* Directions for this task
All of the listing below must be repeated word for word. Pictures are the only thing to omit.

* Supplied records
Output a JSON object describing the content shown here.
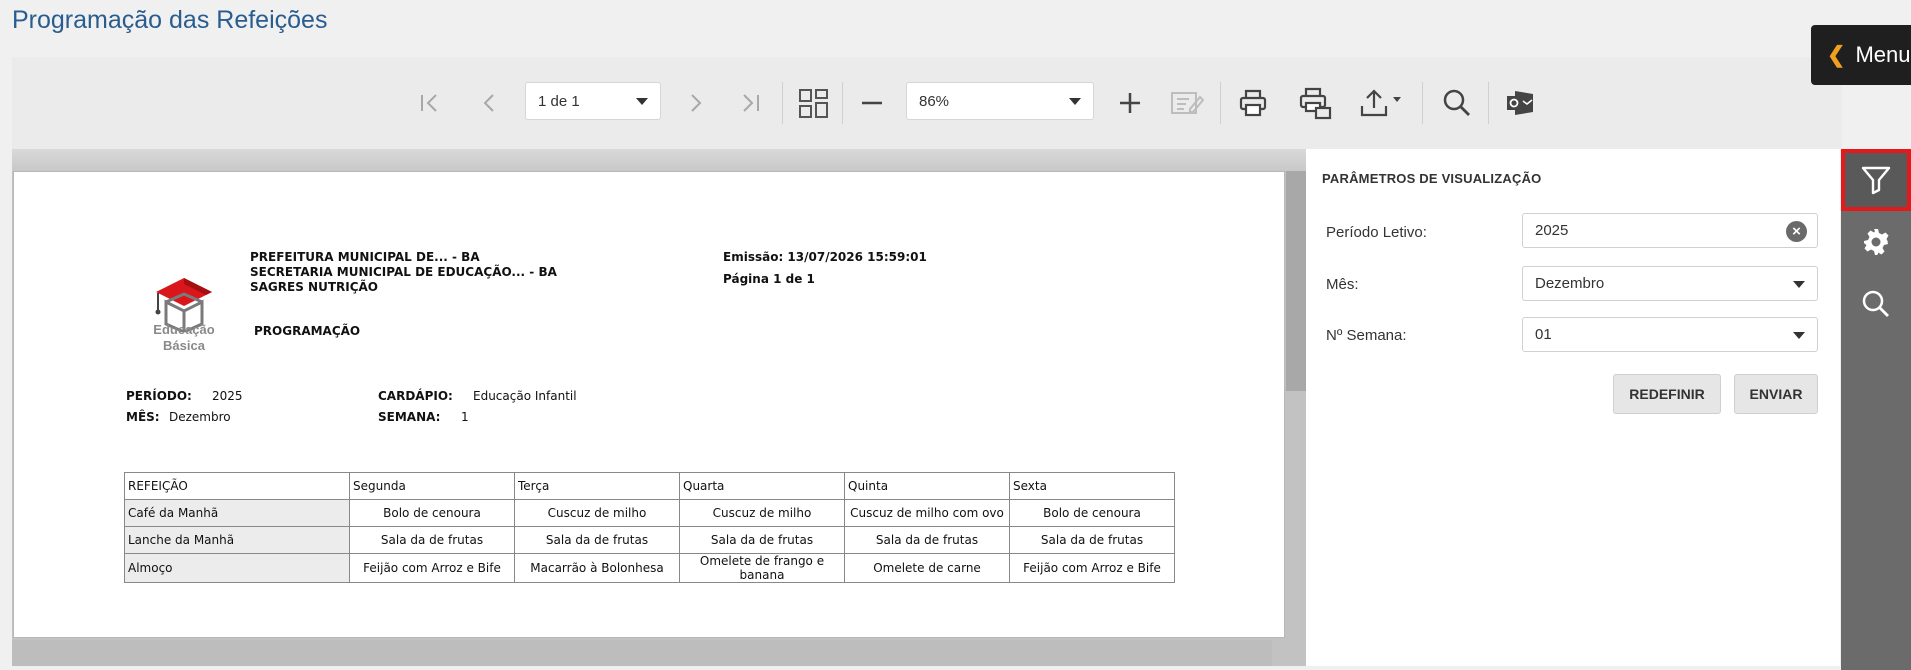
{
  "page": {
    "title": "Programação das Refeições"
  },
  "menu": {
    "label": "Menu",
    "icon": "chevron-left-icon"
  },
  "toolbar": {
    "page_selector": "1 de 1",
    "zoom": "86%",
    "icons": [
      "first-page-icon",
      "previous-page-icon",
      "next-page-icon",
      "last-page-icon",
      "multipage-icon",
      "zoom-out-icon",
      "zoom-in-icon",
      "edit-icon",
      "print-icon",
      "print-page-icon",
      "export-icon",
      "search-icon",
      "outlook-icon"
    ]
  },
  "report": {
    "logo_text": "Educação Básica",
    "header_lines": [
      "PREFEITURA MUNICIPAL DE... - BA",
      "SECRETARIA MUNICIPAL DE EDUCAÇÃO... - BA",
      "SAGRES NUTRIÇÃO"
    ],
    "subtitle": "PROGRAMAÇÃO",
    "emission": "Emissão: 13/07/2026 15:59:01",
    "page_info": "Página 1 de 1",
    "periodo_label": "PERÍODO:",
    "periodo_value": "2025",
    "cardapio_label": "CARDÁPIO:",
    "cardapio_value": "Educação Infantil",
    "mes_label": "MÊS:",
    "mes_value": "Dezembro",
    "semana_label": "SEMANA:",
    "semana_value": "1",
    "table": {
      "headers": [
        "REFEIÇÃO",
        "Segunda",
        "Terça",
        "Quarta",
        "Quinta",
        "Sexta"
      ],
      "rows": [
        [
          "Café da Manhã",
          "Bolo de cenoura",
          "Cuscuz de milho",
          "Cuscuz de milho",
          "Cuscuz de milho com ovo",
          "Bolo de cenoura"
        ],
        [
          "Lanche da Manhã",
          "Sala da de frutas",
          "Sala da de frutas",
          "Sala da de frutas",
          "Sala da de frutas",
          "Sala da de frutas"
        ],
        [
          "Almoço",
          "Feijão com Arroz e Bife",
          "Macarrão à Bolonhesa",
          "Omelete de frango e banana",
          "Omelete de carne",
          "Feijão com Arroz e Bife"
        ]
      ]
    }
  },
  "panel": {
    "title": "PARÂMETROS DE VISUALIZAÇÃO",
    "periodo_label": "Período Letivo:",
    "periodo_value": "2025",
    "mes_label": "Mês:",
    "mes_value": "Dezembro",
    "semana_label": "Nº Semana:",
    "semana_value": "01",
    "reset_label": "REDEFINIR",
    "submit_label": "ENVIAR"
  },
  "rail": {
    "items": [
      "filter-icon",
      "gear-icon",
      "search-icon"
    ],
    "active": "filter-icon",
    "highlight_color": "#e3191b"
  }
}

* Answer
Output a JSON object describing the content shown here.
{
  "page": {
    "title": "Programação das Refeições"
  },
  "menu": {
    "label": "Menu",
    "icon": "chevron-left-icon"
  },
  "toolbar": {
    "page_selector": "1 de 1",
    "zoom": "86%",
    "icons": [
      "first-page-icon",
      "previous-page-icon",
      "next-page-icon",
      "last-page-icon",
      "multipage-icon",
      "zoom-out-icon",
      "zoom-in-icon",
      "edit-icon",
      "print-icon",
      "print-page-icon",
      "export-icon",
      "search-icon",
      "outlook-icon"
    ]
  },
  "report": {
    "logo_text": "Educação Básica",
    "header_lines": [
      "PREFEITURA MUNICIPAL DE... - BA",
      "SECRETARIA MUNICIPAL DE EDUCAÇÃO... - BA",
      "SAGRES NUTRIÇÃO"
    ],
    "subtitle": "PROGRAMAÇÃO",
    "emission": "Emissão: 13/07/2026 15:59:01",
    "page_info": "Página 1 de 1",
    "periodo_label": "PERÍODO:",
    "periodo_value": "2025",
    "cardapio_label": "CARDÁPIO:",
    "cardapio_value": "Educação Infantil",
    "mes_label": "MÊS:",
    "mes_value": "Dezembro",
    "semana_label": "SEMANA:",
    "semana_value": "1",
    "table": {
      "headers": [
        "REFEIÇÃO",
        "Segunda",
        "Terça",
        "Quarta",
        "Quinta",
        "Sexta"
      ],
      "rows": [
        [
          "Café da Manhã",
          "Bolo de cenoura",
          "Cuscuz de milho",
          "Cuscuz de milho",
          "Cuscuz de milho com ovo",
          "Bolo de cenoura"
        ],
        [
          "Lanche da Manhã",
          "Sala da de frutas",
          "Sala da de frutas",
          "Sala da de frutas",
          "Sala da de frutas",
          "Sala da de frutas"
        ],
        [
          "Almoço",
          "Feijão com Arroz e Bife",
          "Macarrão à Bolonhesa",
          "Omelete de frango e banana",
          "Omelete de carne",
          "Feijão com Arroz e Bife"
        ]
      ]
    }
  },
  "panel": {
    "title": "PARÂMETROS DE VISUALIZAÇÃO",
    "periodo_label": "Período Letivo:",
    "periodo_value": "2025",
    "mes_label": "Mês:",
    "mes_value": "Dezembro",
    "semana_label": "Nº Semana:",
    "semana_value": "01",
    "reset_label": "REDEFINIR",
    "submit_label": "ENVIAR"
  },
  "rail": {
    "items": [
      "filter-icon",
      "gear-icon",
      "search-icon"
    ],
    "active": "filter-icon",
    "highlight_color": "#e3191b"
  }
}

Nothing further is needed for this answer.